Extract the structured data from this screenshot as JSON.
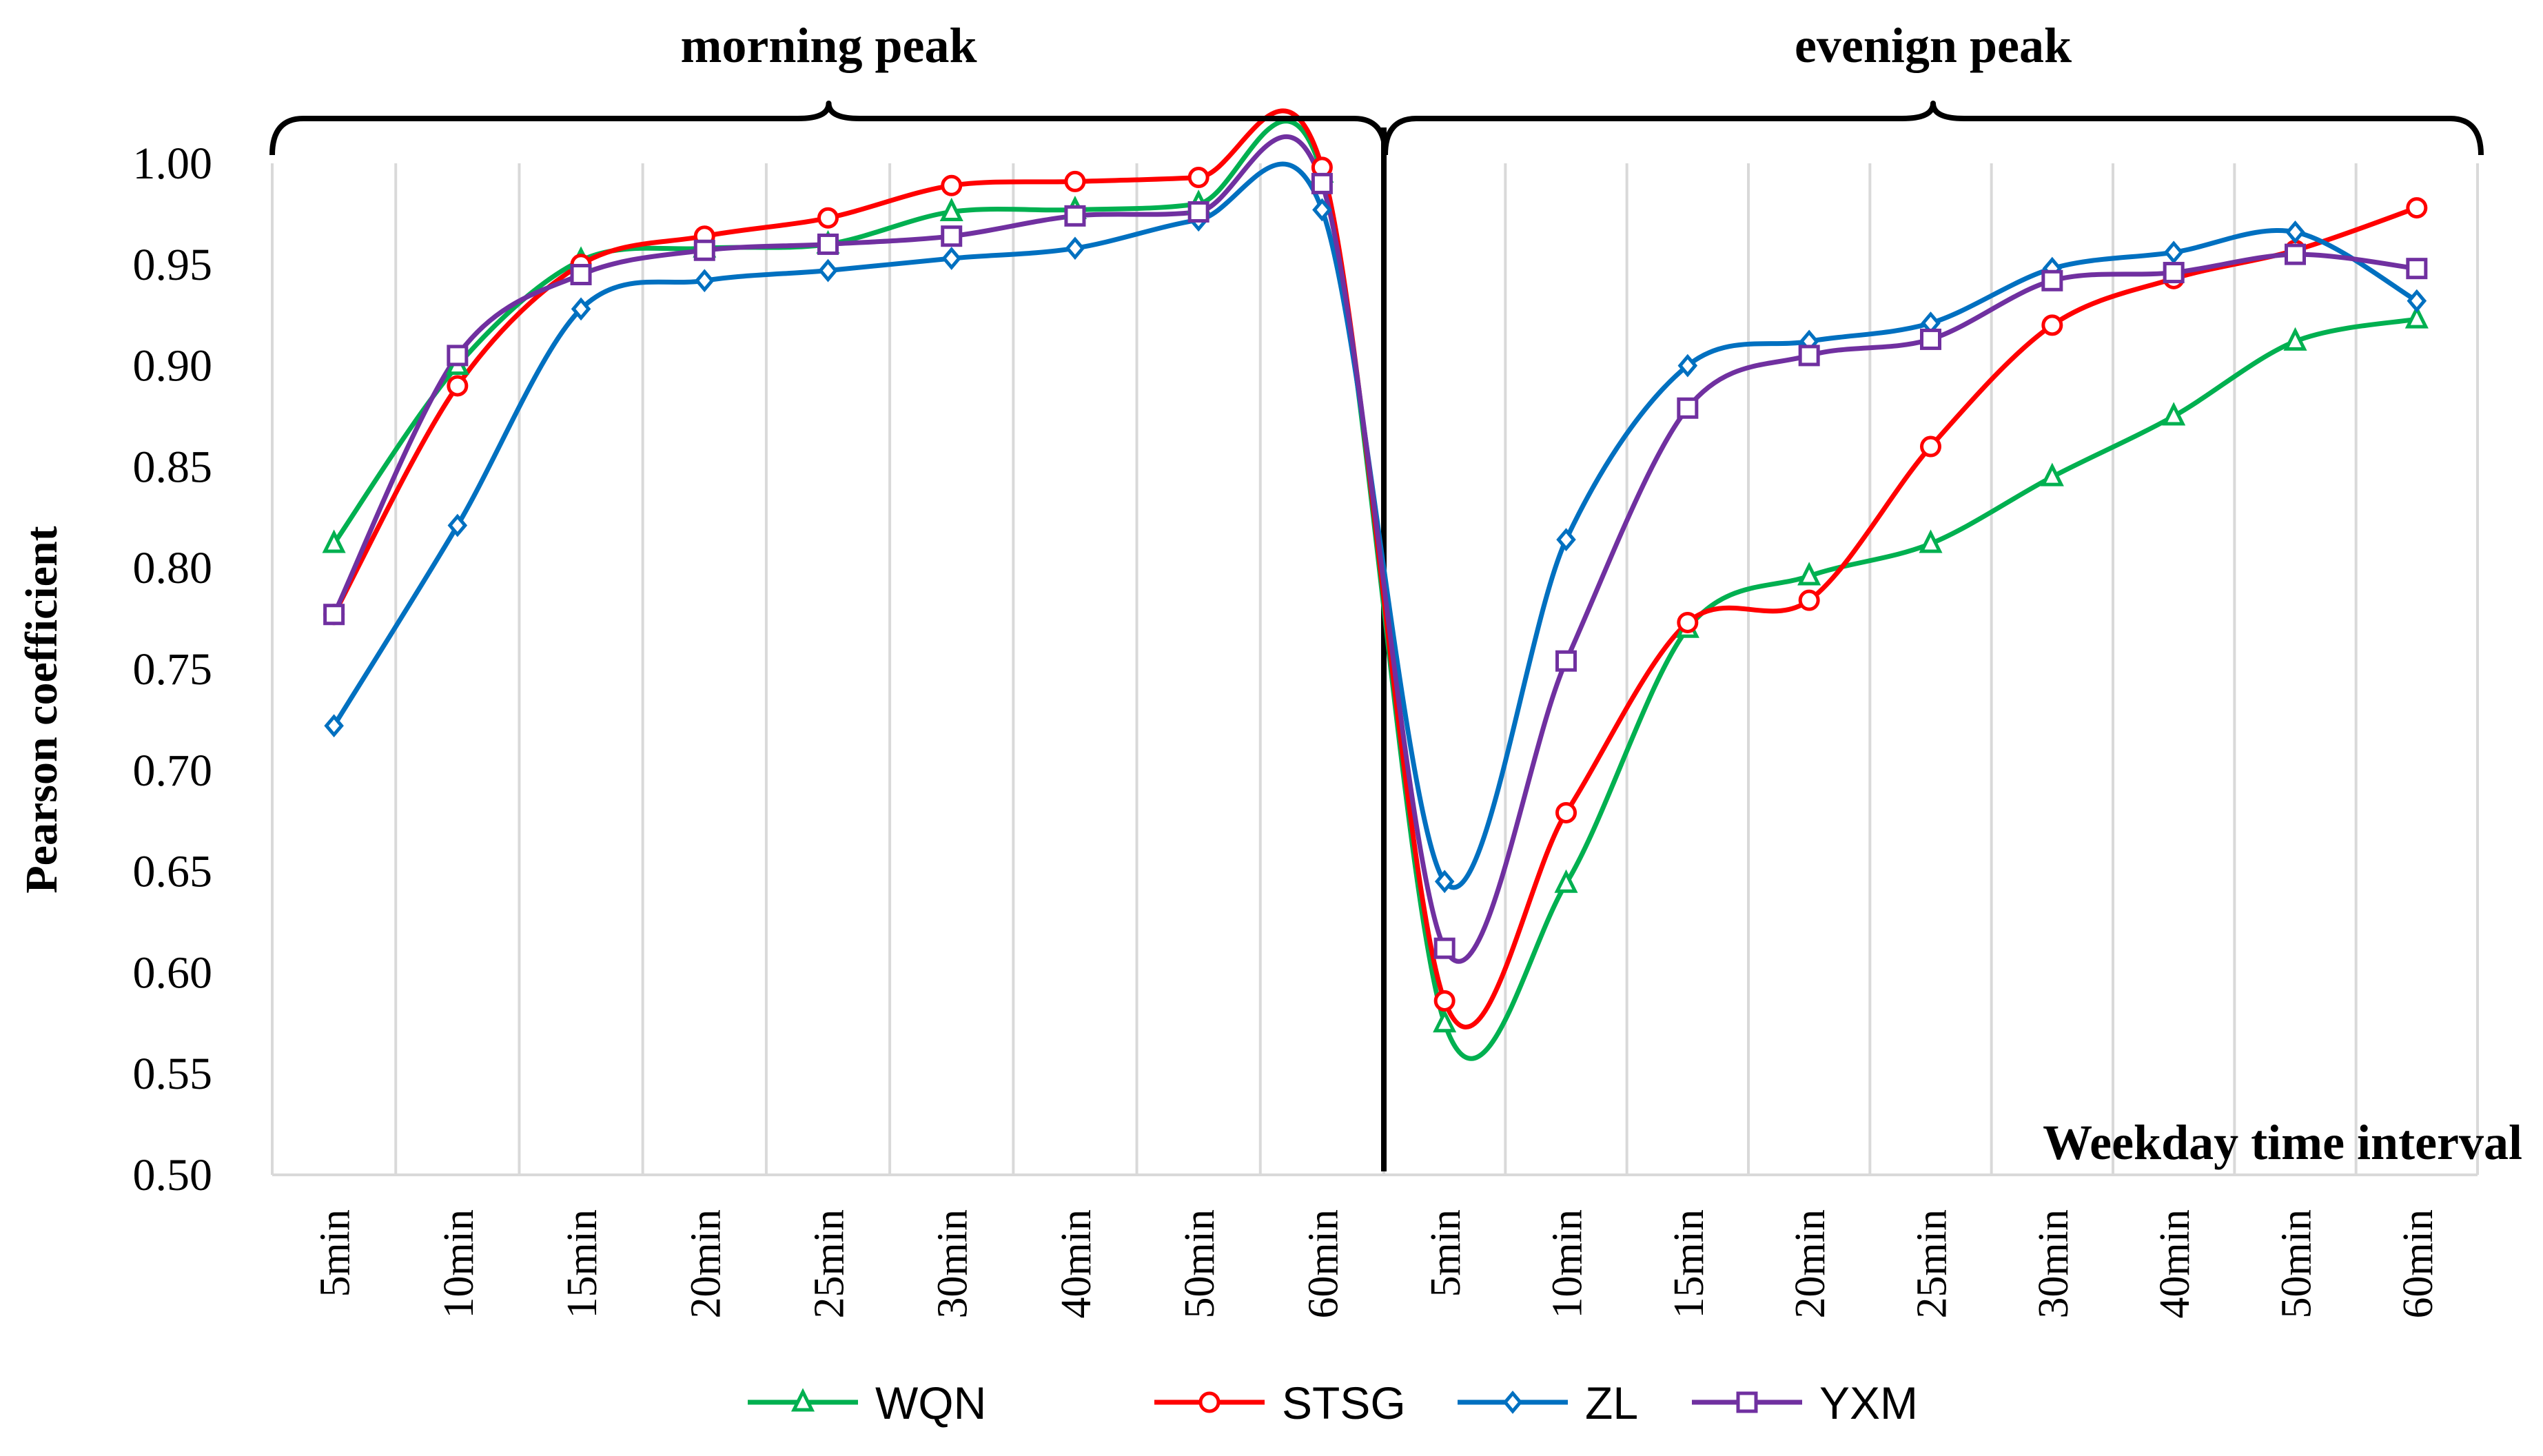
{
  "chart_data": {
    "type": "line",
    "ylabel": "Pearson coefficient",
    "xlabel": "Weekday time interval",
    "ylim": [
      0.5,
      1.0
    ],
    "yticks": [
      "0.50",
      "0.55",
      "0.60",
      "0.65",
      "0.70",
      "0.75",
      "0.80",
      "0.85",
      "0.90",
      "0.95",
      "1.00"
    ],
    "grid": "vertical",
    "legend_position": "bottom",
    "groups": [
      {
        "label": "morning peak",
        "categories": [
          "5min",
          "10min",
          "15min",
          "20min",
          "25min",
          "30min",
          "40min",
          "50min",
          "60min"
        ]
      },
      {
        "label": "evenign peak",
        "categories": [
          "5min",
          "10min",
          "15min",
          "20min",
          "25min",
          "30min",
          "40min",
          "50min",
          "60min"
        ]
      }
    ],
    "series": [
      {
        "name": "WQN",
        "color": "#00B050",
        "marker": "triangle",
        "values": [
          0.812,
          0.9,
          0.952,
          0.958,
          0.96,
          0.976,
          0.977,
          0.98,
          0.995,
          0.575,
          0.644,
          0.77,
          0.796,
          0.812,
          0.845,
          0.875,
          0.912,
          0.923
        ]
      },
      {
        "name": "STSG",
        "color": "#FF0000",
        "marker": "circle",
        "values": [
          0.777,
          0.89,
          0.95,
          0.964,
          0.973,
          0.989,
          0.991,
          0.993,
          0.998,
          0.586,
          0.679,
          0.773,
          0.784,
          0.86,
          0.92,
          0.943,
          0.957,
          0.978
        ]
      },
      {
        "name": "ZL",
        "color": "#0070C0",
        "marker": "diamond",
        "values": [
          0.722,
          0.821,
          0.928,
          0.942,
          0.947,
          0.953,
          0.958,
          0.972,
          0.977,
          0.645,
          0.814,
          0.9,
          0.912,
          0.921,
          0.948,
          0.956,
          0.966,
          0.932
        ]
      },
      {
        "name": "YXM",
        "color": "#7030A0",
        "marker": "square",
        "values": [
          0.777,
          0.905,
          0.945,
          0.957,
          0.96,
          0.964,
          0.974,
          0.976,
          0.99,
          0.612,
          0.754,
          0.879,
          0.905,
          0.913,
          0.942,
          0.946,
          0.955,
          0.948
        ]
      }
    ]
  }
}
────────────────
• _INSTRUCTIONS FOR THE TASK_:
Collect each line above holding the string "peak".

• _EXERCISE ANSWER_:
        "label": "morning peak",
        "label": "evenign peak",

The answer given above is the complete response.